Data items
-=-=-

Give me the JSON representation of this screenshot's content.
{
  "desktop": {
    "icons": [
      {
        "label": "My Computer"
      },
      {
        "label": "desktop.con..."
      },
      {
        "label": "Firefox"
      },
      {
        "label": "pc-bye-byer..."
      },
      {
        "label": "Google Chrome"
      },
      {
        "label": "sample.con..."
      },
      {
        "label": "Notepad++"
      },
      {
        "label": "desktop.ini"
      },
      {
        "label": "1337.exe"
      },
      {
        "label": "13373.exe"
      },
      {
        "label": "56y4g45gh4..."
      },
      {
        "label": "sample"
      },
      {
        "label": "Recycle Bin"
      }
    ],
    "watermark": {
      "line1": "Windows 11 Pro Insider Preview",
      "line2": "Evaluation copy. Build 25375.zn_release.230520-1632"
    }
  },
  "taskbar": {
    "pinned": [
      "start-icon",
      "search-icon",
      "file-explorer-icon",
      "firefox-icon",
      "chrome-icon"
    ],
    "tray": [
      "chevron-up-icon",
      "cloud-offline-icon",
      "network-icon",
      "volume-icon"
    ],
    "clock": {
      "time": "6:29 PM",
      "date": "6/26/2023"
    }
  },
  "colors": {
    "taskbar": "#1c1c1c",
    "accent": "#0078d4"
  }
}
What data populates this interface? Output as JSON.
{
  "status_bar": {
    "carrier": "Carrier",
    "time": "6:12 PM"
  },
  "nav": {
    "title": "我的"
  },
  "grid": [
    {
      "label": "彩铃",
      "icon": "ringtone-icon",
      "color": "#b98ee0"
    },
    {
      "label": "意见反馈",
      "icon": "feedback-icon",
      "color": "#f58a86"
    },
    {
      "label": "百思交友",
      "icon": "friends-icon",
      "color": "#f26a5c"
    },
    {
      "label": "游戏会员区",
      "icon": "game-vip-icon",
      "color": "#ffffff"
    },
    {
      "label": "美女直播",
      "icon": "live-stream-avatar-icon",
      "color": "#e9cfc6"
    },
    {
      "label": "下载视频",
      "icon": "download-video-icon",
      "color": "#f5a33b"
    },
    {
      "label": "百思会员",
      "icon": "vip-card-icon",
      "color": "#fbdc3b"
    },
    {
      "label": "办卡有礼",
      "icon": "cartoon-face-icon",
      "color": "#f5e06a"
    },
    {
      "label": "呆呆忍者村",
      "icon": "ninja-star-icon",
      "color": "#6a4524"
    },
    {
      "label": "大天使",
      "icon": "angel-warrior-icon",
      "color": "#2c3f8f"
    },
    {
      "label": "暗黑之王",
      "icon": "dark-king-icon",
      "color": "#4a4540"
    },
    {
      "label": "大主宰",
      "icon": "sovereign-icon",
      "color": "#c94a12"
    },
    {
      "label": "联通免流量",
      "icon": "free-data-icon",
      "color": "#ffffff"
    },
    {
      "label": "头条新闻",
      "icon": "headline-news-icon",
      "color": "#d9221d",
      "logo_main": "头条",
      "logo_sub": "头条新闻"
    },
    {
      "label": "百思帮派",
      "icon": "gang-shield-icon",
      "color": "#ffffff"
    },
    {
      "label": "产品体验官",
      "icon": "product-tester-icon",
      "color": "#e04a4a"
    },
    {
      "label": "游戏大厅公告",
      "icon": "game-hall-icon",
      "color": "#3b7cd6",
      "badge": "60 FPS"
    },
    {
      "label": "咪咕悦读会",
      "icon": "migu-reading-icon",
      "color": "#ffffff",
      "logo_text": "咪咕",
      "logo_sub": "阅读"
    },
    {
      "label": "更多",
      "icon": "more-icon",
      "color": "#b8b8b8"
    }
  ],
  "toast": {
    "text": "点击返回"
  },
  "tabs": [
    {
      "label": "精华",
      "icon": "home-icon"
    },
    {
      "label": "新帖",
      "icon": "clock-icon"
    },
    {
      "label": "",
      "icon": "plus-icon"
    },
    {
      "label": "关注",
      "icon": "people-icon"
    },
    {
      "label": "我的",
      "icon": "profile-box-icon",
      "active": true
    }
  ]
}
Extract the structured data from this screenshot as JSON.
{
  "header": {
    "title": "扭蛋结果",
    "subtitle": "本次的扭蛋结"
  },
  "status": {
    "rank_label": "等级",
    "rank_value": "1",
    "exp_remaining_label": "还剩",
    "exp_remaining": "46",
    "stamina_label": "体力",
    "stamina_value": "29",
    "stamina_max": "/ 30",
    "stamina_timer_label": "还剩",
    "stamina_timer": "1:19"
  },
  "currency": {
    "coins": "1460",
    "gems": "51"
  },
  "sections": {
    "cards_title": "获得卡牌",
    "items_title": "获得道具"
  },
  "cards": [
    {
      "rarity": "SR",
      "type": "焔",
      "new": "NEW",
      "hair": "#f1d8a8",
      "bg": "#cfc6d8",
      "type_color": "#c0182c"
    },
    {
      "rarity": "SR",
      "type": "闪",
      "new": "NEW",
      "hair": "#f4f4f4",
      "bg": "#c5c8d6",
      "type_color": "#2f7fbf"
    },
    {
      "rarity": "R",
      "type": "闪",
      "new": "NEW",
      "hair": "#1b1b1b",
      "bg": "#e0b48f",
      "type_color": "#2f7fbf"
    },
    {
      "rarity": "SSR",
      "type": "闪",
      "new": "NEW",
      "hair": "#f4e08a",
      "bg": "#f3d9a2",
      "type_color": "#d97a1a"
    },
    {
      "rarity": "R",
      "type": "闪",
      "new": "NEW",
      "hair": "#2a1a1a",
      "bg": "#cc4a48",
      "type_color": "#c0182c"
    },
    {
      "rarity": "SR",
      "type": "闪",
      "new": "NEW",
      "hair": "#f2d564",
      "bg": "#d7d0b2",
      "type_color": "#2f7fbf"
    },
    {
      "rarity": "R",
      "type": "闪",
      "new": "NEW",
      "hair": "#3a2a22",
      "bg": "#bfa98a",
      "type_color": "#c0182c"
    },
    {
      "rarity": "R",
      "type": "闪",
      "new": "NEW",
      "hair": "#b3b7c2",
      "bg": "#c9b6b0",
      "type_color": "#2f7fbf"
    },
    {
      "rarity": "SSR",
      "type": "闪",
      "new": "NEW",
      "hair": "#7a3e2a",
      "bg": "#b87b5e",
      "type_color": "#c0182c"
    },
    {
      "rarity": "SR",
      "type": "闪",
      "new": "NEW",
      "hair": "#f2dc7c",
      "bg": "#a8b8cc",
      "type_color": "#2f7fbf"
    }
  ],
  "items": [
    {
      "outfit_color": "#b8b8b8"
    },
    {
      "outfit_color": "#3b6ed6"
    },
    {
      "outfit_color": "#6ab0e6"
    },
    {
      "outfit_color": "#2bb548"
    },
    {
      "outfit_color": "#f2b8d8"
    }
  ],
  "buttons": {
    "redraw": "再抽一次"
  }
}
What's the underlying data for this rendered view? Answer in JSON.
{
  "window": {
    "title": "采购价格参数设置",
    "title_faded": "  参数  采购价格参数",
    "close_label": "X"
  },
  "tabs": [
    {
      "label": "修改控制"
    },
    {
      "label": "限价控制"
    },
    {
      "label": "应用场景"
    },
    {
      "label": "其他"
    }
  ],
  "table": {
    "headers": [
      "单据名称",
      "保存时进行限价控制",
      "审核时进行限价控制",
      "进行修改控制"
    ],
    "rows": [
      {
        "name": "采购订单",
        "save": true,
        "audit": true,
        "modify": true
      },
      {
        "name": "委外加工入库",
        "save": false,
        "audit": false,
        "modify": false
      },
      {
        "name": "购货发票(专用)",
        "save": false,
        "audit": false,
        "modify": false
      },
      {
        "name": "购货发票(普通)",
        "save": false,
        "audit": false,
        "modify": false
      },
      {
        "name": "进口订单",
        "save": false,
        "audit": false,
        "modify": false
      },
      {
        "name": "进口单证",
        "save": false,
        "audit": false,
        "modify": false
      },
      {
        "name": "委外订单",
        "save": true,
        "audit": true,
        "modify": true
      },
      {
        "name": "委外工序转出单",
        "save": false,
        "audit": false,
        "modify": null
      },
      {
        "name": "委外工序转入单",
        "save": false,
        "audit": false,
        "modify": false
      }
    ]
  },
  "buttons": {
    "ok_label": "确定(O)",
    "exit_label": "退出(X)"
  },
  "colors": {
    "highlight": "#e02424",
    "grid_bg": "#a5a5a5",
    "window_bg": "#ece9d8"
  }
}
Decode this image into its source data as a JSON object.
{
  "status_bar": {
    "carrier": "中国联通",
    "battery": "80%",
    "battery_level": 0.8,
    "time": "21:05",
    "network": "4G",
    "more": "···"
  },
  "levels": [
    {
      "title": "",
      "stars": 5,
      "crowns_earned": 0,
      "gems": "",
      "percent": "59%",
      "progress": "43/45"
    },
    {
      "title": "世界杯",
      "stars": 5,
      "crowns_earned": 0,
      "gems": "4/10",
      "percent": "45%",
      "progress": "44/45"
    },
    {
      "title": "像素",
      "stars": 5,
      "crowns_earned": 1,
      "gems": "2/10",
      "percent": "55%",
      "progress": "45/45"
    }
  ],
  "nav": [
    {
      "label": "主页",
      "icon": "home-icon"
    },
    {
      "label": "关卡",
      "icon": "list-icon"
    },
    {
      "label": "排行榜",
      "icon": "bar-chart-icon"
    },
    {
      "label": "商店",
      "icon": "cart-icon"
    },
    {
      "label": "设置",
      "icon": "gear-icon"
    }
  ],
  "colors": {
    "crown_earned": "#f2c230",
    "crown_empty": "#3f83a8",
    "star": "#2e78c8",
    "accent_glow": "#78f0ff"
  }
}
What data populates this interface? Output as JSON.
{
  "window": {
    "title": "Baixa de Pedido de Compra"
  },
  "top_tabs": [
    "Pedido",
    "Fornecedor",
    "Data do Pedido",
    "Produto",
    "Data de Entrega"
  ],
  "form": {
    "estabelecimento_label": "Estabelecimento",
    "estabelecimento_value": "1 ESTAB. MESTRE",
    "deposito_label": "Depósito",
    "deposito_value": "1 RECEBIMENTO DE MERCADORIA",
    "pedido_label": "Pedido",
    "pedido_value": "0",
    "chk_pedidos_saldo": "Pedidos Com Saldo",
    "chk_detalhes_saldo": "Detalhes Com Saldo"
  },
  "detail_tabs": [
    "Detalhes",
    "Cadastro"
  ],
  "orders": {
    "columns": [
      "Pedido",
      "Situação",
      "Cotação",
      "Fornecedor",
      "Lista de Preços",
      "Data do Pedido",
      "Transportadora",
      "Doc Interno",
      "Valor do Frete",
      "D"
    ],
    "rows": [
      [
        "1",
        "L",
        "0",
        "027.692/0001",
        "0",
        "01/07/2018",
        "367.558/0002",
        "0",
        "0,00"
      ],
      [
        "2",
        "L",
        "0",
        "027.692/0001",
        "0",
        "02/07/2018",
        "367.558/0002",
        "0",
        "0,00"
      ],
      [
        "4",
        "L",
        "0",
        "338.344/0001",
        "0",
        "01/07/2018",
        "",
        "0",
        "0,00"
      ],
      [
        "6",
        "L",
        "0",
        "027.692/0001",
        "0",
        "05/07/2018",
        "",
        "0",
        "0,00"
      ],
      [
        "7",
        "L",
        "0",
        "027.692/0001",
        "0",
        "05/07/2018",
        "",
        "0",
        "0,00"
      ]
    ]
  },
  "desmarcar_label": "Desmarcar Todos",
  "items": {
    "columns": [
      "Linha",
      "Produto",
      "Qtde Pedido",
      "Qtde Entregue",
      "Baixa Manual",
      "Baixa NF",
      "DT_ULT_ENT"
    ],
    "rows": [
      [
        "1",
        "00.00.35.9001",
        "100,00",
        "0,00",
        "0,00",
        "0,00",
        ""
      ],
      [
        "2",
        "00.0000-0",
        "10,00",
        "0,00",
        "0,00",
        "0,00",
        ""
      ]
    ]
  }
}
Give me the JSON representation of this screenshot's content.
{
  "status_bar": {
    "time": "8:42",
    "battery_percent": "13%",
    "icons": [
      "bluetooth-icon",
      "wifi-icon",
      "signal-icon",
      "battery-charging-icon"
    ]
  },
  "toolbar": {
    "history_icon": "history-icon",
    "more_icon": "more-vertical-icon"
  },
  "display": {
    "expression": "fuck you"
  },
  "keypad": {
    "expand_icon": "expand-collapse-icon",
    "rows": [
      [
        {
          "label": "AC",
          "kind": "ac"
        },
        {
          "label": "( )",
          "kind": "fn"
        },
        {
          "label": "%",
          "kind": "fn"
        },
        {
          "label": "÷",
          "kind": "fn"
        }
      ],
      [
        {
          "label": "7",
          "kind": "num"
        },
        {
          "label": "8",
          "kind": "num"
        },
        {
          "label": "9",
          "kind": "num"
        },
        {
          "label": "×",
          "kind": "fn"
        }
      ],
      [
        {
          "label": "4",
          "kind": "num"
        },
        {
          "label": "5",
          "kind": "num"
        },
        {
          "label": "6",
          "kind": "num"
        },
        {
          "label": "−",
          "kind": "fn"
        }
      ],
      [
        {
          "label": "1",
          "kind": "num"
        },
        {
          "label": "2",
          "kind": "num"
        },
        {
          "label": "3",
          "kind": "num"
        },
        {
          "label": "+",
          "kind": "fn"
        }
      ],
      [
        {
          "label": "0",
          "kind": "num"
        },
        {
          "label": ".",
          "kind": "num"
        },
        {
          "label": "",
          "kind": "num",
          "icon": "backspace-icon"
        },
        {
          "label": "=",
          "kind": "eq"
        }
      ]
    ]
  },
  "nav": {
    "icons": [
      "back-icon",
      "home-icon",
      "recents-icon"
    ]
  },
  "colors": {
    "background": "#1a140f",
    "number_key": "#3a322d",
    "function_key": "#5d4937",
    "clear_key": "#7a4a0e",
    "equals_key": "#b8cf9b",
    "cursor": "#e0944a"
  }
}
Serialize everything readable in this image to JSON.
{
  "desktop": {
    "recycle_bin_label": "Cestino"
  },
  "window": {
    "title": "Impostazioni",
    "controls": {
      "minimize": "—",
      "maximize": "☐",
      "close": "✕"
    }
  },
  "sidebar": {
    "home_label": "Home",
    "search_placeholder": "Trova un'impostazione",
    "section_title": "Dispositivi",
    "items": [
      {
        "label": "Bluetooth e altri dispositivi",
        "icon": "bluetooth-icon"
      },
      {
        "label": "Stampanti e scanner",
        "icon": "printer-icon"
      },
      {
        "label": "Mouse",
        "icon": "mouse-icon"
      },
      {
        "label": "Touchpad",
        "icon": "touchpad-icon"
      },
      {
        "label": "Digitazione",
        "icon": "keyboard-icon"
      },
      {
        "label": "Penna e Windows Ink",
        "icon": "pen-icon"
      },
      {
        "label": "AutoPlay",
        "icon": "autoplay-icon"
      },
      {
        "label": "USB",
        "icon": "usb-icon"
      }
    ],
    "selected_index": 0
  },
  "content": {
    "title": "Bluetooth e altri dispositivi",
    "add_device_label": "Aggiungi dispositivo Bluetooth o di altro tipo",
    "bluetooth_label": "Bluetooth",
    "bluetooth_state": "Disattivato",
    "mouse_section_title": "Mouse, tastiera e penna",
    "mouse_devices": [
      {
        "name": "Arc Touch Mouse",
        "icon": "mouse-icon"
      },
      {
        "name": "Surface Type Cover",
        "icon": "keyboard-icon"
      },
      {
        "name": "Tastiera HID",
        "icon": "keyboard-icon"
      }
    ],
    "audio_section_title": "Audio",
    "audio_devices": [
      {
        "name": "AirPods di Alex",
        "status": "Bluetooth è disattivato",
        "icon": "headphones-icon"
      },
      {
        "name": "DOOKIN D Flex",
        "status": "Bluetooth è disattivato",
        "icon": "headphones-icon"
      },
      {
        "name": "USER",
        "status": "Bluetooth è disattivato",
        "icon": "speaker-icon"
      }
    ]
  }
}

-=-=-

Given problem: Look through the entries above for the word "Detalhes". Copy every line where it shows up.

Solved exercise:
    "chk_detalhes_saldo": "Detalhes Com Saldo"
    "Detalhes",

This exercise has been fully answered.